Work through the data below line by line and say how many lines hold "name"; give only the number.

#### Extracted data entries

==============================

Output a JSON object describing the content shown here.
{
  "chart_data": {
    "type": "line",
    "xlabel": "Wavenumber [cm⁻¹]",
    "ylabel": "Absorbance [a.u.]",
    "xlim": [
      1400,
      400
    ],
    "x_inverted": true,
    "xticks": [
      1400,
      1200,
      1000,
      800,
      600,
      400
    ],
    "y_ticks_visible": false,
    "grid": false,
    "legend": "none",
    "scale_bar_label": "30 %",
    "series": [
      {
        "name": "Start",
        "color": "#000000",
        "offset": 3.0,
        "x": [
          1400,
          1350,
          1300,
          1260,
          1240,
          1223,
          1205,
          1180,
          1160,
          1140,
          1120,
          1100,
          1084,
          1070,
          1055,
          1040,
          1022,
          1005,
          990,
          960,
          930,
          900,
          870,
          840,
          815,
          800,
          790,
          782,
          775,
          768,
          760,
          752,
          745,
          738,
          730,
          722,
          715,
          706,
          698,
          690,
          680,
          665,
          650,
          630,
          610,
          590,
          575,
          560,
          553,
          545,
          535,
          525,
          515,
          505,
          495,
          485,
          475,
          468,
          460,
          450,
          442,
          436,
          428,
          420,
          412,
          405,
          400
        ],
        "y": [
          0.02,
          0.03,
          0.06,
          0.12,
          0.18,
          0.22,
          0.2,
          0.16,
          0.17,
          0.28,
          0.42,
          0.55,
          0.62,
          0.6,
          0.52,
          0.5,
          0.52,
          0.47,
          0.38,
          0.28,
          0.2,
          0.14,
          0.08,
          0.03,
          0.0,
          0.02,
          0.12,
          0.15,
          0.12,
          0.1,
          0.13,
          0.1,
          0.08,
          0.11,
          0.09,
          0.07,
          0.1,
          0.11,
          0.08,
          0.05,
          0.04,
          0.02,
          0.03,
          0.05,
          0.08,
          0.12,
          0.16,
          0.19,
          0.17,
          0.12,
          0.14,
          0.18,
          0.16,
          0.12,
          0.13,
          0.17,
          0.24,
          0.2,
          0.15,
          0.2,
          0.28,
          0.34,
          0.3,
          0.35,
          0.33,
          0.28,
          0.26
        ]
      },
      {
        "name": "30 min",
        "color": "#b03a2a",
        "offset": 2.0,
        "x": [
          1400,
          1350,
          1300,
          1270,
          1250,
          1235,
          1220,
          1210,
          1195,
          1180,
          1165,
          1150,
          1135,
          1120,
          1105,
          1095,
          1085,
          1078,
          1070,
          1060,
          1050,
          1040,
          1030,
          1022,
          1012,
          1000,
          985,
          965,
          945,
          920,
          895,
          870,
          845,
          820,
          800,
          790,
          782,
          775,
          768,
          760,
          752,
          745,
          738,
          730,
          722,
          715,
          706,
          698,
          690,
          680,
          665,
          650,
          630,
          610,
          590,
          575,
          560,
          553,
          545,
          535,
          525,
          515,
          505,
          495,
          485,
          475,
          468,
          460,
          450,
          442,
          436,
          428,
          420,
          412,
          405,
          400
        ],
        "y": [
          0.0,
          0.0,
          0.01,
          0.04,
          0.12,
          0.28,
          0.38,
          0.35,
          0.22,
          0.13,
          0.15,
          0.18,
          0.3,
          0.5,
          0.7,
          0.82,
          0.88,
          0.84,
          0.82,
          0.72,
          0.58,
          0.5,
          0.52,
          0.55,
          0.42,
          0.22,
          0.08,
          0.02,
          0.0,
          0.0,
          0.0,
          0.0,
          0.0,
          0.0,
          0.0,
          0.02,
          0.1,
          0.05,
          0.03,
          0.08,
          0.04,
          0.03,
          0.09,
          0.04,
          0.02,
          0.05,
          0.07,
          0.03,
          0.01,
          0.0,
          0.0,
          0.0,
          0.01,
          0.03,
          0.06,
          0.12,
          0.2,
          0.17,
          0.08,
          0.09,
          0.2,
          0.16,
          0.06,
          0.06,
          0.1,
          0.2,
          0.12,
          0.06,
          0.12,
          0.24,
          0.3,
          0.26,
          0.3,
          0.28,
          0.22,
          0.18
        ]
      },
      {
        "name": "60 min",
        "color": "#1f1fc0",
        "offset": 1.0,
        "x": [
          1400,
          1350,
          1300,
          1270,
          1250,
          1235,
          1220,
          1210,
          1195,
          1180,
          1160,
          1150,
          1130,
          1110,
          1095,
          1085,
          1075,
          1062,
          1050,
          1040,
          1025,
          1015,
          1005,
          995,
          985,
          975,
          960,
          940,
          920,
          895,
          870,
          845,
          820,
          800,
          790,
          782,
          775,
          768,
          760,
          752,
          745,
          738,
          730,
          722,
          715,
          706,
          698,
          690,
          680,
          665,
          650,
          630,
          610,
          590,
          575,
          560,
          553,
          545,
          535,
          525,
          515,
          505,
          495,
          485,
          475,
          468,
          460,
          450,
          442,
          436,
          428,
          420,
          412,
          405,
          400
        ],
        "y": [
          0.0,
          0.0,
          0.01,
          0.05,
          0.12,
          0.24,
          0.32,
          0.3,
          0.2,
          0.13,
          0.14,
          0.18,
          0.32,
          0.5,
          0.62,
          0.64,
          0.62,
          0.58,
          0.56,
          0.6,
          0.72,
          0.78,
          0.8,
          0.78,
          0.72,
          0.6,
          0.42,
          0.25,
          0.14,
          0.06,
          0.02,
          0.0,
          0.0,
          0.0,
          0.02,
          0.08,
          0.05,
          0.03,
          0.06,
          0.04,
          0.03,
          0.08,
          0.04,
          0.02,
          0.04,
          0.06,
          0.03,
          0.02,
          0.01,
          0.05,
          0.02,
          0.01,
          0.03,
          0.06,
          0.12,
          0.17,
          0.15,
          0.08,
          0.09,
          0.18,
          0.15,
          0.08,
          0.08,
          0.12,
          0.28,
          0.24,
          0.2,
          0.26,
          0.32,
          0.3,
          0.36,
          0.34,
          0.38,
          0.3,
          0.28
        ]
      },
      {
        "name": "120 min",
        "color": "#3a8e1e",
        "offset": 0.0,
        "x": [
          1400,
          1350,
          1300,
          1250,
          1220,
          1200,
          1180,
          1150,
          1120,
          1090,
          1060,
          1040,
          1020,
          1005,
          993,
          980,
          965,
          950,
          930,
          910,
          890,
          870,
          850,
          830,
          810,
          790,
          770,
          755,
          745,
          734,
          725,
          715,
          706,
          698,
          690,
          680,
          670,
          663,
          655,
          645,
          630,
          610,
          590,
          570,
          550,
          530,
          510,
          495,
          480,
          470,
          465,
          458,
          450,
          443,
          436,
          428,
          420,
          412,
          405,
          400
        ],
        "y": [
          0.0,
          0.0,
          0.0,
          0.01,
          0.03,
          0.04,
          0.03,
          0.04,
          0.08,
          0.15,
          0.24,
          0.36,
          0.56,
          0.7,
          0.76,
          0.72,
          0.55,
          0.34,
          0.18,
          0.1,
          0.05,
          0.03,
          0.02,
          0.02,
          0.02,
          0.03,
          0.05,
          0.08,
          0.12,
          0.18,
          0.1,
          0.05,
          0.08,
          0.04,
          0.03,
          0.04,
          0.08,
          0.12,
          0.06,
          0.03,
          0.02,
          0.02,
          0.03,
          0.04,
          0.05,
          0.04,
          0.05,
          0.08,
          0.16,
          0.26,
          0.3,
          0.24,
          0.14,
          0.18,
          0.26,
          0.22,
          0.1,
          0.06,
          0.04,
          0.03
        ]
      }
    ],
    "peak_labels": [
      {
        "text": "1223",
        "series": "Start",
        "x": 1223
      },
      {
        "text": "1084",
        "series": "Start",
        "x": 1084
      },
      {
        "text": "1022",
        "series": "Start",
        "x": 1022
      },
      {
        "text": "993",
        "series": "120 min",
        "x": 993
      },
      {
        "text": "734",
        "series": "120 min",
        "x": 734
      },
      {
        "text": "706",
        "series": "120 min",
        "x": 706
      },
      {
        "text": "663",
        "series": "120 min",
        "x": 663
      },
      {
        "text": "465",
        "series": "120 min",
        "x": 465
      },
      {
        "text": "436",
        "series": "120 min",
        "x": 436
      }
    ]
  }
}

==============================

#### Solution below
4